BEGIN

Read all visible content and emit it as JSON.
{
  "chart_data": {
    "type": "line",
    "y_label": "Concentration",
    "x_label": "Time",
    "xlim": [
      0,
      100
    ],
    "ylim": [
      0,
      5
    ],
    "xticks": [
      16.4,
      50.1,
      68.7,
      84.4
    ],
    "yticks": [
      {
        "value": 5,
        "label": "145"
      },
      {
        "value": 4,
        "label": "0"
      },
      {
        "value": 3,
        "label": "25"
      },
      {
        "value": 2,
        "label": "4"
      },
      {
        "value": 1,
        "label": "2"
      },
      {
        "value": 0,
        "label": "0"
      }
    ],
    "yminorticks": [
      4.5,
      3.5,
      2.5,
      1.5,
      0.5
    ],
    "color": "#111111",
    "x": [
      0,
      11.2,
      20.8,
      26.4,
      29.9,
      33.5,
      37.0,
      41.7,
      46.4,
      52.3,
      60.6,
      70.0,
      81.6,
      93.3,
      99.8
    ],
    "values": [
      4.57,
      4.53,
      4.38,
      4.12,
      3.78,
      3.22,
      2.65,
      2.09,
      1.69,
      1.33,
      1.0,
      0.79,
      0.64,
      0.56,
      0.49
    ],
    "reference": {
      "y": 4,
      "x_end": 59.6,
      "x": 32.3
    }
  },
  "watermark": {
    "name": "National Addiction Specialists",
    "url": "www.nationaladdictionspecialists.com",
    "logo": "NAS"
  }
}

END

* SHORT EXERCISE: Copy out the whole listing exactly as written.

* SOLUTION TO THIS TASK:
Read all visible content and emit it as JSON.
{
  "chart_data": {
    "type": "line",
    "y_label": "Concentration",
    "x_label": "Time",
    "xlim": [
      0,
      100
    ],
    "ylim": [
      0,
      5
    ],
    "xticks": [
      16.4,
      50.1,
      68.7,
      84.4
    ],
    "yticks": [
      {
        "value": 5,
        "label": "145"
      },
      {
        "value": 4,
        "label": "0"
      },
      {
        "value": 3,
        "label": "25"
      },
      {
        "value": 2,
        "label": "4"
      },
      {
        "value": 1,
        "label": "2"
      },
      {
        "value": 0,
        "label": "0"
      }
    ],
    "yminorticks": [
      4.5,
      3.5,
      2.5,
      1.5,
      0.5
    ],
    "color": "#111111",
    "x": [
      0,
      11.2,
      20.8,
      26.4,
      29.9,
      33.5,
      37.0,
      41.7,
      46.4,
      52.3,
      60.6,
      70.0,
      81.6,
      93.3,
      99.8
    ],
    "values": [
      4.57,
      4.53,
      4.38,
      4.12,
      3.78,
      3.22,
      2.65,
      2.09,
      1.69,
      1.33,
      1.0,
      0.79,
      0.64,
      0.56,
      0.49
    ],
    "reference": {
      "y": 4,
      "x_end": 59.6,
      "x": 32.3
    }
  },
  "watermark": {
    "name": "National Addiction Specialists",
    "url": "www.nationaladdictionspecialists.com",
    "logo": "NAS"
  }
}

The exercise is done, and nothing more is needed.